▸ WHAT TO WORK ON:
Each line containing the word "inadimplente" must be reported.
___ RECORDS FOR THE TASK ___
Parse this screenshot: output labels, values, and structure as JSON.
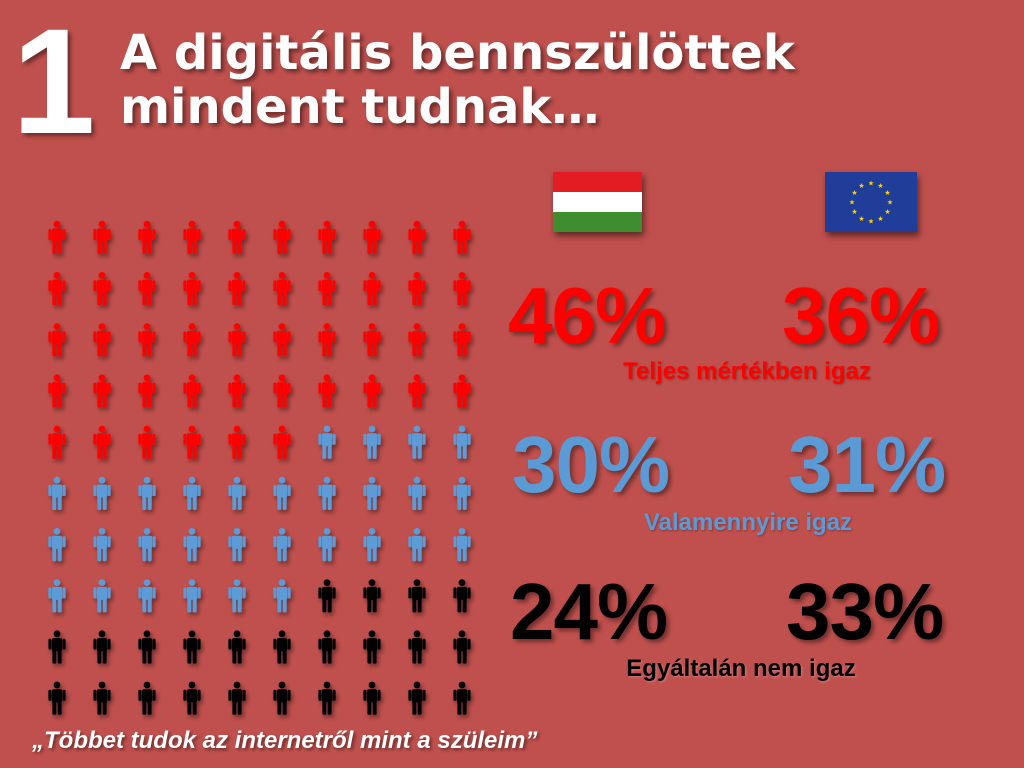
{
  "slide": {
    "number": "1",
    "title_line1": "A digitális bennszülöttek",
    "title_line2": "mindent tudnak…",
    "quote": "„Többet tudok az internetről mint a szüleim”"
  },
  "flags": {
    "hungary": {
      "icon": "hungary-flag-icon",
      "colors": [
        "#e31b23",
        "#ffffff",
        "#3e8d2f"
      ]
    },
    "eu": {
      "icon": "eu-flag-icon",
      "colors": [
        "#1f3d99",
        "#ffd400"
      ]
    }
  },
  "chart_data": {
    "type": "pictogram",
    "units_total": 100,
    "groups": [
      "Hungary",
      "EU"
    ],
    "categories": [
      {
        "label": "Teljes mértékben igaz",
        "hu": "46%",
        "eu": "36%",
        "hu_value": 46,
        "eu_value": 36,
        "color": "#ff0000"
      },
      {
        "label": "Valamennyire igaz",
        "hu": "30%",
        "eu": "31%",
        "hu_value": 30,
        "eu_value": 31,
        "color": "#5b9bd5"
      },
      {
        "label": "Egyáltalán nem igaz",
        "hu": "24%",
        "eu": "33%",
        "hu_value": 24,
        "eu_value": 33,
        "color": "#000000"
      }
    ],
    "pictogram_counts": [
      46,
      30,
      24
    ]
  }
}
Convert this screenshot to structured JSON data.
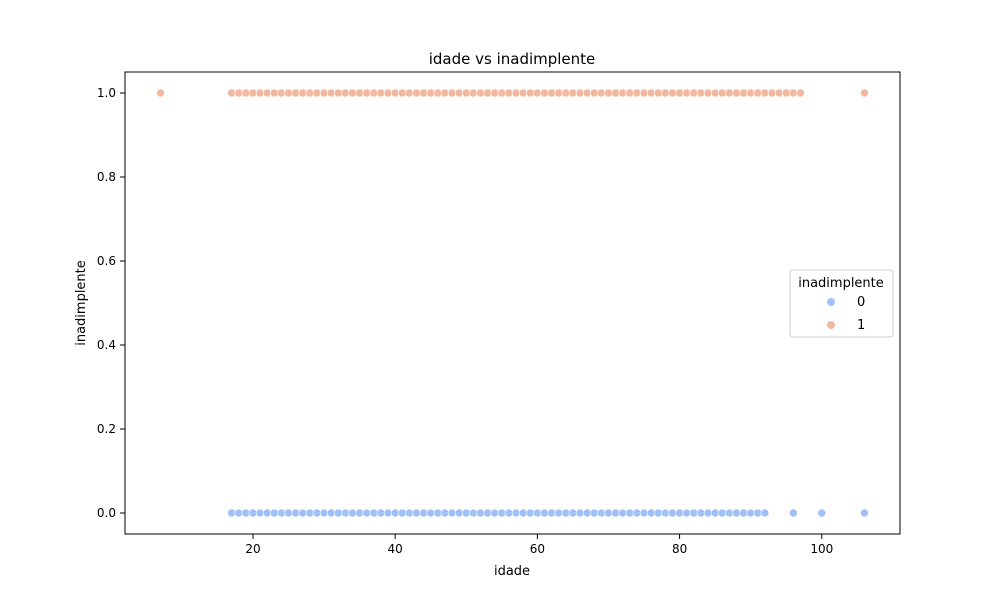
{
  "chart_data": {
    "type": "scatter",
    "title": "idade vs inadimplente",
    "xlabel": "idade",
    "ylabel": "inadimplente",
    "xlim": [
      2,
      111
    ],
    "ylim": [
      -0.05,
      1.05
    ],
    "xticks": [
      20,
      40,
      60,
      80,
      100
    ],
    "yticks": [
      0.0,
      0.2,
      0.4,
      0.6,
      0.8,
      1.0
    ],
    "ytick_labels": [
      "0.0",
      "0.2",
      "0.4",
      "0.6",
      "0.8",
      "1.0"
    ],
    "grid": false,
    "legend": {
      "title": "inadimplente",
      "placement": "center-right",
      "entries": [
        "0",
        "1"
      ]
    },
    "series": [
      {
        "name": "0",
        "color": "#a1c0f7",
        "y": 0,
        "x": [
          17,
          18,
          19,
          20,
          21,
          22,
          23,
          24,
          25,
          26,
          27,
          28,
          29,
          30,
          31,
          32,
          33,
          34,
          35,
          36,
          37,
          38,
          39,
          40,
          41,
          42,
          43,
          44,
          45,
          46,
          47,
          48,
          49,
          50,
          51,
          52,
          53,
          54,
          55,
          56,
          57,
          58,
          59,
          60,
          61,
          62,
          63,
          64,
          65,
          66,
          67,
          68,
          69,
          70,
          71,
          72,
          73,
          74,
          75,
          76,
          77,
          78,
          79,
          80,
          81,
          82,
          83,
          84,
          85,
          86,
          87,
          88,
          89,
          90,
          91,
          92,
          96,
          100,
          106
        ]
      },
      {
        "name": "1",
        "color": "#f2b79f",
        "y": 1,
        "x": [
          7,
          17,
          18,
          19,
          20,
          21,
          22,
          23,
          24,
          25,
          26,
          27,
          28,
          29,
          30,
          31,
          32,
          33,
          34,
          35,
          36,
          37,
          38,
          39,
          40,
          41,
          42,
          43,
          44,
          45,
          46,
          47,
          48,
          49,
          50,
          51,
          52,
          53,
          54,
          55,
          56,
          57,
          58,
          59,
          60,
          61,
          62,
          63,
          64,
          65,
          66,
          67,
          68,
          69,
          70,
          71,
          72,
          73,
          74,
          75,
          76,
          77,
          78,
          79,
          80,
          81,
          82,
          83,
          84,
          85,
          86,
          87,
          88,
          89,
          90,
          91,
          92,
          93,
          94,
          95,
          96,
          97,
          106
        ]
      }
    ]
  }
}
___
▸ WRITTEN ANSWER:
    "title": "idade vs inadimplente",
    "ylabel": "inadimplente",
      "title": "inadimplente",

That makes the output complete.